_EXTRACTED TEXT_
>>

President Clinton wants to require background checks for purchases at gun shows. The U.S. Senate passed a juvenile crime bill with such a requirement on Thursday. But background checks are already the law in California and elsewhere.

Sen. Diane Feinstein, who holds a concealed-weapons permit, seeks a ban on the importation of high-capacity magazines and a trigger safety-lock requirement. But U.S. manufacturers are already forbidden to make these magazines and have already voluntarily agreed to the lock requirement.

Rosie O'Donnell wonders why the National Rifle Association won't compromise on "assault weapons." But those guns, such as the AK-47 and the notorious Tec-9, have been restricted by federal and state laws since 1992.

In short, this flurry of lawmaking and big name hemming and hawing misses the point. In fact, a very small percentage of the population is responsible for committing a large percentage of the nation's crime.

The solution is simple: Strike at the "root cause" of crime and the crime rates will fall. The root cause here is criminals — not social pathology or the social construction of crime, or the host of other reasons fabricated by egghead criminologists and politicians.

California's three-strikes law, for example, has been effective in taking a significant number of habitual criminals out of circulation. Crime rates have fallen dramatically in the Golden State.

Now apply the same reasoning to gun violence. Only a very small percentage of guns are used to commit crimes. Law-abiding citizens don't use their guns for criminal purposes. But they do frequently use them for self-defense.

Some national surveys estimate that as many as three million law-abiding citizens each year use guns in this manner to protect themselves and their property. In most instances, no shots are fired and no reports are filed with police.

Without exception, states with more liberal concealed-carry laws have seen dramatic drops in crime. The reason? Criminals prefer to prey upon the defenseless and are deterred by the prospect that they might be confronted by an armed citizen.

A recent study published by the University of Chicago concludes that liberalized conceal-carry laws are the most effective way to reduce crime. States that do not allow the carrying of concealed weapons have substantially higher rates of violent crime.

The new gun-control proposals address the wrong issue by seeking to disarm the law-abiding citizen rather than the criminal. Such an approach does hold advantages for politicians, however. Law-abiding citizens will obey any new gun laws, draconian though they may be. This will create the dangerous illusion that something serious is being done about gun violence.

Naturally, criminals will not obey these new gun laws any more than they obey laws against bank robbery, car-jacking, or robbery right now. Eric Harris and Dylan Klebold, the criminals who carried out the Columbine massacre last month, violated more than a dozen laws already on the books.

Forget the current schemes, then. Here is a modest proposal that goes to the heart of the problem: Any new federal and state law should impose a mandatory death sentence for anyone who uses a gun in the commission of a crime.

Too harsh? If lawmakers are too squeamish for this, or perceive too many constitutional objections to a mandatory death penalty, then the use of a gun in criminal activity should automatically be considered "three strikes."

This proposal is modest because it is aimed directly at the small percentage of the population that commits crimes. It leaves law-abiding citizens free to exercise their Second Amendment rights. If the success of three strikes laws is any indication, this would be very effective in cutting gun violence.

<<

_PROBLEM DESCRIPTION_
According to the essay on gun control, what makes the author's proposal "modest"? Answer in one to three sentences. The data that follows is separate material, unrelated to the essay.

(Stored data)
>>

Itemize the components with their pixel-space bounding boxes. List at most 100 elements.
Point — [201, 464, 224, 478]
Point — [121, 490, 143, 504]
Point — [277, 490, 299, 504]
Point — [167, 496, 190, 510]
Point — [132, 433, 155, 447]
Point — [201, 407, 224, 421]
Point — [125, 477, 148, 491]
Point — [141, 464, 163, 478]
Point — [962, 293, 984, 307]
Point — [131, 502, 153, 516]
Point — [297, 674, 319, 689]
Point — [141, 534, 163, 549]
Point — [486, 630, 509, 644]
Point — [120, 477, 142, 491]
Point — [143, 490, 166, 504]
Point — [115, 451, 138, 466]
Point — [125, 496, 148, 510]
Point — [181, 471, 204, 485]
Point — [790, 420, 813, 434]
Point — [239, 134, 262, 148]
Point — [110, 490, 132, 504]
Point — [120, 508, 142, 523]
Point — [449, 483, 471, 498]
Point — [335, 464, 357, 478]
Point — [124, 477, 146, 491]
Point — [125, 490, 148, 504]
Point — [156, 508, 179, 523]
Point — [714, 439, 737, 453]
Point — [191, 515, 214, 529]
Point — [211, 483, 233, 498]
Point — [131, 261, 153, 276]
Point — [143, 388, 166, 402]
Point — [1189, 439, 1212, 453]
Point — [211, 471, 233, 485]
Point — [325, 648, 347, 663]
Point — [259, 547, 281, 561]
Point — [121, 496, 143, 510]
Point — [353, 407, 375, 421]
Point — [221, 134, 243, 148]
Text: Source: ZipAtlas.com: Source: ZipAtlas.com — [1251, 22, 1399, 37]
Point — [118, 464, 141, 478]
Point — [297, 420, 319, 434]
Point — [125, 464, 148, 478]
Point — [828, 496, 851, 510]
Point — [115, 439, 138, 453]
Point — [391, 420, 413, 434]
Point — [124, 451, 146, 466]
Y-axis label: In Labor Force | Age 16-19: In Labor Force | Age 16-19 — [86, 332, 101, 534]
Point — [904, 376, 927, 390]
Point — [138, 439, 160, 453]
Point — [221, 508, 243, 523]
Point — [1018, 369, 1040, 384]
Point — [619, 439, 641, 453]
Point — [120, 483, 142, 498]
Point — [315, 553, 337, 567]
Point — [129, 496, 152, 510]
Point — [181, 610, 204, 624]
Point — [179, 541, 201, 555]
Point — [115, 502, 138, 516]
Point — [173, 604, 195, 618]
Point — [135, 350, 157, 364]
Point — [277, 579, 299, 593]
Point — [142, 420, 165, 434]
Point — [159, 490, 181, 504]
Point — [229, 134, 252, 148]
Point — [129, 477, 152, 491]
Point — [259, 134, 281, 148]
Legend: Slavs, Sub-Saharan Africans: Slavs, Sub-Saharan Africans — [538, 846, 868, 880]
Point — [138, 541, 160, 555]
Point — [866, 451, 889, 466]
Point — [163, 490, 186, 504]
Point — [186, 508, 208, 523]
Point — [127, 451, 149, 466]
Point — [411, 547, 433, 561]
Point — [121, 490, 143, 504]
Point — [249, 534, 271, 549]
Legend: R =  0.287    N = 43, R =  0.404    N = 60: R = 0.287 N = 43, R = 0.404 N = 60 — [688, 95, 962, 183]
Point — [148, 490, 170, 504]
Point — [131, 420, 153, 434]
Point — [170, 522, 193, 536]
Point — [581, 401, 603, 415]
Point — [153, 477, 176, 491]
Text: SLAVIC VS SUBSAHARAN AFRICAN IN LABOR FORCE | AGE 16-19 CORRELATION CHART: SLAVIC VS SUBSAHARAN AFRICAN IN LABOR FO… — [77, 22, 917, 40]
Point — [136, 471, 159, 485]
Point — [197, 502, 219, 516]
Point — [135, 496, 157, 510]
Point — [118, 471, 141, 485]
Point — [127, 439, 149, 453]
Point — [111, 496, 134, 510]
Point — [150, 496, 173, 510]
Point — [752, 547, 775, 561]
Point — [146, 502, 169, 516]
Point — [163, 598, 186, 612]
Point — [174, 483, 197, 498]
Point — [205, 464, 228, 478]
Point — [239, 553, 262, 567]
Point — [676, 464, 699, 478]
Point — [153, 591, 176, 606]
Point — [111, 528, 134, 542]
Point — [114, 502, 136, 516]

<<

_OUTPUT FOR THIS TASK_
The proposal is modest because it targets only the small percentage of the population that commits crimes. It leaves law-abiding citizens free to exercise their Second Amendment rights.